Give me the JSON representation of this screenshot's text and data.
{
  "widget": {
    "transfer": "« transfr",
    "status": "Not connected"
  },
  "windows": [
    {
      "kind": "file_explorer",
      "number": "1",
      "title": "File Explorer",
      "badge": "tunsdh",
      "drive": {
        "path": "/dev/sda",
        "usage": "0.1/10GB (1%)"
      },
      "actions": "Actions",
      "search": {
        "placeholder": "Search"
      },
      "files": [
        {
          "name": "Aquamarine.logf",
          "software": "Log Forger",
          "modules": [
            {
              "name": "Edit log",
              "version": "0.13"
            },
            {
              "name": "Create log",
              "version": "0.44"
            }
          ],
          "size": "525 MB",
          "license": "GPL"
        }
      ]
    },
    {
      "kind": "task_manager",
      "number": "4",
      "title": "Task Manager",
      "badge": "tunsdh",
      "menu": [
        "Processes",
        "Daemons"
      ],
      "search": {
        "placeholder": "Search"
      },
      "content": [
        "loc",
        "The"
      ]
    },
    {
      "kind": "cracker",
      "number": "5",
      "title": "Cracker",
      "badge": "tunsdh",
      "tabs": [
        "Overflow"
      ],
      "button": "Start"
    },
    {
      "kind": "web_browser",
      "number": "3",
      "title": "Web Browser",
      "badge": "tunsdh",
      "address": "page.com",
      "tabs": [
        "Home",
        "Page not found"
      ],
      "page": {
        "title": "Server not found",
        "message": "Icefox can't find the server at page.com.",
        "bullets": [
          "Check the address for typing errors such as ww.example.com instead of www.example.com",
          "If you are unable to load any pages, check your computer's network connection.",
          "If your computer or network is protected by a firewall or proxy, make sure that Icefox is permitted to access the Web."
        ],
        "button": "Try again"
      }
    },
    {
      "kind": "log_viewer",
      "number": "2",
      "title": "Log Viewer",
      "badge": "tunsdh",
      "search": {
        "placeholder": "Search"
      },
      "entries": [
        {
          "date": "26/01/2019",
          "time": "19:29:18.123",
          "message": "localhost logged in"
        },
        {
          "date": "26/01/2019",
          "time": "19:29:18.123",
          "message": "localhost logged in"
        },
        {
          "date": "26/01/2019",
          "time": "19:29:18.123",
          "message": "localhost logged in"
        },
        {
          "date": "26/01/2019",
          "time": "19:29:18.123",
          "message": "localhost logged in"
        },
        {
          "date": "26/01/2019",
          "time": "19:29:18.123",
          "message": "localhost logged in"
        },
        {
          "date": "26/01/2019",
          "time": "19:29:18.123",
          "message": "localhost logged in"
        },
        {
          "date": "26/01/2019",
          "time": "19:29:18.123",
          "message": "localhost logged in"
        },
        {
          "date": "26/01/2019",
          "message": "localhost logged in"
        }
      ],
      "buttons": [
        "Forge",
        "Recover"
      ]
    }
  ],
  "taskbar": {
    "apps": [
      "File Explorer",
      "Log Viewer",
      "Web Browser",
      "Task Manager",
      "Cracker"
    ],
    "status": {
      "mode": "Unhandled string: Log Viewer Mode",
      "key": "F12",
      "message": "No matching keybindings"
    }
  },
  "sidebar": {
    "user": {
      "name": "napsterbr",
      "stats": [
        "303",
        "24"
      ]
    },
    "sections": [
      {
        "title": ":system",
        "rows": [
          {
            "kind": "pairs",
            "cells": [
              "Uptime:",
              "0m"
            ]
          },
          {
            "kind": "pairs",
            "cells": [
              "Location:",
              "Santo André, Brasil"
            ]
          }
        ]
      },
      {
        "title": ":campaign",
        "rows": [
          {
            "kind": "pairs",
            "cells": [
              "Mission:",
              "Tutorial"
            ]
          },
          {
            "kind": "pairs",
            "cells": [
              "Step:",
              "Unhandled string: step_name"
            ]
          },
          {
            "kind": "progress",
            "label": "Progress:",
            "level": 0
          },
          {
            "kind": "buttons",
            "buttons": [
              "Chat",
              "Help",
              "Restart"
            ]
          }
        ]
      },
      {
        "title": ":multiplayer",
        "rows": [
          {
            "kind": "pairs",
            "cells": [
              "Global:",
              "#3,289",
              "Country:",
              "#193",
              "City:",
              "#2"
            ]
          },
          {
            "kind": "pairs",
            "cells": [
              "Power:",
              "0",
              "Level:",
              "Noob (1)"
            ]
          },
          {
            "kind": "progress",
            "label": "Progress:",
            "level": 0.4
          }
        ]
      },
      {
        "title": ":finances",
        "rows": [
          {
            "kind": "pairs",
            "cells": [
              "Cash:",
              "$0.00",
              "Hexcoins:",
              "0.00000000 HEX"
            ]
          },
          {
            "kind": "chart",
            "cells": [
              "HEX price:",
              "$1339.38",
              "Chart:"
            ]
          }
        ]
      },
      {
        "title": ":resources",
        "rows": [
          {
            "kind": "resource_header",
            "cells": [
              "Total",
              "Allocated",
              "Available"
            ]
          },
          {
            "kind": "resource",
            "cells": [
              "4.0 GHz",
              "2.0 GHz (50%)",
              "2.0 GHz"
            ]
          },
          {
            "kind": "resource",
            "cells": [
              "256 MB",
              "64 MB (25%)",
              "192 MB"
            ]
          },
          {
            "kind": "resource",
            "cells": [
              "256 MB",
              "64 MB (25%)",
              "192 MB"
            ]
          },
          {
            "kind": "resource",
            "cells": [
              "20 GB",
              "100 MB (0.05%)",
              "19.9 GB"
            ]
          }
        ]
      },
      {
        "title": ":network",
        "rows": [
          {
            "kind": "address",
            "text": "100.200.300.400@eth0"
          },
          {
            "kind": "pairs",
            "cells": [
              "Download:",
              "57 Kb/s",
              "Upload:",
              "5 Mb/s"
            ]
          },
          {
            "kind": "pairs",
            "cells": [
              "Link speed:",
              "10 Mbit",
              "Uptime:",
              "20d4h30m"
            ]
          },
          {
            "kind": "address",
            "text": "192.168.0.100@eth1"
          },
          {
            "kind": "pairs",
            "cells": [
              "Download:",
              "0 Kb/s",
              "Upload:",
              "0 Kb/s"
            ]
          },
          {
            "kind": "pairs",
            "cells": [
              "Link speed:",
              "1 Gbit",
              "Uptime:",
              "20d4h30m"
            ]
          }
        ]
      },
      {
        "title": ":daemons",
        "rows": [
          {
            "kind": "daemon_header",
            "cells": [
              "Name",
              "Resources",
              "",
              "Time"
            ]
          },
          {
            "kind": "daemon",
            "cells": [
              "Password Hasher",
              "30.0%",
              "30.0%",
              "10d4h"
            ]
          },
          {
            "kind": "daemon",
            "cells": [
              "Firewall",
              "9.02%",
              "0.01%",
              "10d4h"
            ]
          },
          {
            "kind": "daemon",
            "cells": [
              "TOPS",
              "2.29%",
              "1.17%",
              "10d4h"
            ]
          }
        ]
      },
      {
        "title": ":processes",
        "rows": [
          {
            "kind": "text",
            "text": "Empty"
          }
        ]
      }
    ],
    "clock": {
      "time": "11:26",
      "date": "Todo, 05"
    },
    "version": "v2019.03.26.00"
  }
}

--*--

What you are asked to do: Nothing may be left out: return each entry exactly as it reads.

Solved problem:
Give me the JSON representation of this screenshot's text and data.
{
  "widget": {
    "transfer": "« transfr",
    "status": "Not connected"
  },
  "windows": [
    {
      "kind": "file_explorer",
      "number": "1",
      "title": "File Explorer",
      "badge": "tunsdh",
      "drive": {
        "path": "/dev/sda",
        "usage": "0.1/10GB (1%)"
      },
      "actions": "Actions",
      "search": {
        "placeholder": "Search"
      },
      "files": [
        {
          "name": "Aquamarine.logf",
          "software": "Log Forger",
          "modules": [
            {
              "name": "Edit log",
              "version": "0.13"
            },
            {
              "name": "Create log",
              "version": "0.44"
            }
          ],
          "size": "525 MB",
          "license": "GPL"
        }
      ]
    },
    {
      "kind": "task_manager",
      "number": "4",
      "title": "Task Manager",
      "badge": "tunsdh",
      "menu": [
        "Processes",
        "Daemons"
      ],
      "search": {
        "placeholder": "Search"
      },
      "content": [
        "loc",
        "The"
      ]
    },
    {
      "kind": "cracker",
      "number": "5",
      "title": "Cracker",
      "badge": "tunsdh",
      "tabs": [
        "Overflow"
      ],
      "button": "Start"
    },
    {
      "kind": "web_browser",
      "number": "3",
      "title": "Web Browser",
      "badge": "tunsdh",
      "address": "page.com",
      "tabs": [
        "Home",
        "Page not found"
      ],
      "page": {
        "title": "Server not found",
        "message": "Icefox can't find the server at page.com.",
        "bullets": [
          "Check the address for typing errors such as ww.example.com instead of www.example.com",
          "If you are unable to load any pages, check your computer's network connection.",
          "If your computer or network is protected by a firewall or proxy, make sure that Icefox is permitted to access the Web."
        ],
        "button": "Try again"
      }
    },
    {
      "kind": "log_viewer",
      "number": "2",
      "title": "Log Viewer",
      "badge": "tunsdh",
      "search": {
        "placeholder": "Search"
      },
      "entries": [
        {
          "date": "26/01/2019",
          "time": "19:29:18.123",
          "message": "localhost logged in"
        },
        {
          "date": "26/01/2019",
          "time": "19:29:18.123",
          "message": "localhost logged in"
        },
        {
          "date": "26/01/2019",
          "time": "19:29:18.123",
          "message": "localhost logged in"
        },
        {
          "date": "26/01/2019",
          "time": "19:29:18.123",
          "message": "localhost logged in"
        },
        {
          "date": "26/01/2019",
          "time": "19:29:18.123",
          "message": "localhost logged in"
        },
        {
          "date": "26/01/2019",
          "time": "19:29:18.123",
          "message": "localhost logged in"
        },
        {
          "date": "26/01/2019",
          "time": "19:29:18.123",
          "message": "localhost logged in"
        },
        {
          "date": "26/01/2019",
          "message": "localhost logged in"
        }
      ],
      "buttons": [
        "Forge",
        "Recover"
      ]
    }
  ],
  "taskbar": {
    "apps": [
      "File Explorer",
      "Log Viewer",
      "Web Browser",
      "Task Manager",
      "Cracker"
    ],
    "status": {
      "mode": "Unhandled string: Log Viewer Mode",
      "key": "F12",
      "message": "No matching keybindings"
    }
  },
  "sidebar": {
    "user": {
      "name": "napsterbr",
      "stats": [
        "303",
        "24"
      ]
    },
    "sections": [
      {
        "title": ":system",
        "rows": [
          {
            "kind": "pairs",
            "cells": [
              "Uptime:",
              "0m"
            ]
          },
          {
            "kind": "pairs",
            "cells": [
              "Location:",
              "Santo André, Brasil"
            ]
          }
        ]
      },
      {
        "title": ":campaign",
        "rows": [
          {
            "kind": "pairs",
            "cells": [
              "Mission:",
              "Tutorial"
            ]
          },
          {
            "kind": "pairs",
            "cells": [
              "Step:",
              "Unhandled string: step_name"
            ]
          },
          {
            "kind": "progress",
            "label": "Progress:",
            "level": 0
          },
          {
            "kind": "buttons",
            "buttons": [
              "Chat",
              "Help",
              "Restart"
            ]
          }
        ]
      },
      {
        "title": ":multiplayer",
        "rows": [
          {
            "kind": "pairs",
            "cells": [
              "Global:",
              "#3,289",
              "Country:",
              "#193",
              "City:",
              "#2"
            ]
          },
          {
            "kind": "pairs",
            "cells": [
              "Power:",
              "0",
              "Level:",
              "Noob (1)"
            ]
          },
          {
            "kind": "progress",
            "label": "Progress:",
            "level": 0.4
          }
        ]
      },
      {
        "title": ":finances",
        "rows": [
          {
            "kind": "pairs",
            "cells": [
              "Cash:",
              "$0.00",
              "Hexcoins:",
              "0.00000000 HEX"
            ]
          },
          {
            "kind": "chart",
            "cells": [
              "HEX price:",
              "$1339.38",
              "Chart:"
            ]
          }
        ]
      },
      {
        "title": ":resources",
        "rows": [
          {
            "kind": "resource_header",
            "cells": [
              "Total",
              "Allocated",
              "Available"
            ]
          },
          {
            "kind": "resource",
            "cells": [
              "4.0 GHz",
              "2.0 GHz (50%)",
              "2.0 GHz"
            ]
          },
          {
            "kind": "resource",
            "cells": [
              "256 MB",
              "64 MB (25%)",
              "192 MB"
            ]
          },
          {
            "kind": "resource",
            "cells": [
              "256 MB",
              "64 MB (25%)",
              "192 MB"
            ]
          },
          {
            "kind": "resource",
            "cells": [
              "20 GB",
              "100 MB (0.05%)",
              "19.9 GB"
            ]
          }
        ]
      },
      {
        "title": ":network",
        "rows": [
          {
            "kind": "address",
            "text": "100.200.300.400@eth0"
          },
          {
            "kind": "pairs",
            "cells": [
              "Download:",
              "57 Kb/s",
              "Upload:",
              "5 Mb/s"
            ]
          },
          {
            "kind": "pairs",
            "cells": [
              "Link speed:",
              "10 Mbit",
              "Uptime:",
              "20d4h30m"
            ]
          },
          {
            "kind": "address",
            "text": "192.168.0.100@eth1"
          },
          {
            "kind": "pairs",
            "cells": [
              "Download:",
              "0 Kb/s",
              "Upload:",
              "0 Kb/s"
            ]
          },
          {
            "kind": "pairs",
            "cells": [
              "Link speed:",
              "1 Gbit",
              "Uptime:",
              "20d4h30m"
            ]
          }
        ]
      },
      {
        "title": ":daemons",
        "rows": [
          {
            "kind": "daemon_header",
            "cells": [
              "Name",
              "Resources",
              "",
              "Time"
            ]
          },
          {
            "kind": "daemon",
            "cells": [
              "Password Hasher",
              "30.0%",
              "30.0%",
              "10d4h"
            ]
          },
          {
            "kind": "daemon",
            "cells": [
              "Firewall",
              "9.02%",
              "0.01%",
              "10d4h"
            ]
          },
          {
            "kind": "daemon",
            "cells": [
              "TOPS",
              "2.29%",
              "1.17%",
              "10d4h"
            ]
          }
        ]
      },
      {
        "title": ":processes",
        "rows": [
          {
            "kind": "text",
            "text": "Empty"
          }
        ]
      }
    ],
    "clock": {
      "time": "11:26",
      "date": "Todo, 05"
    },
    "version": "v2019.03.26.00"
  }
}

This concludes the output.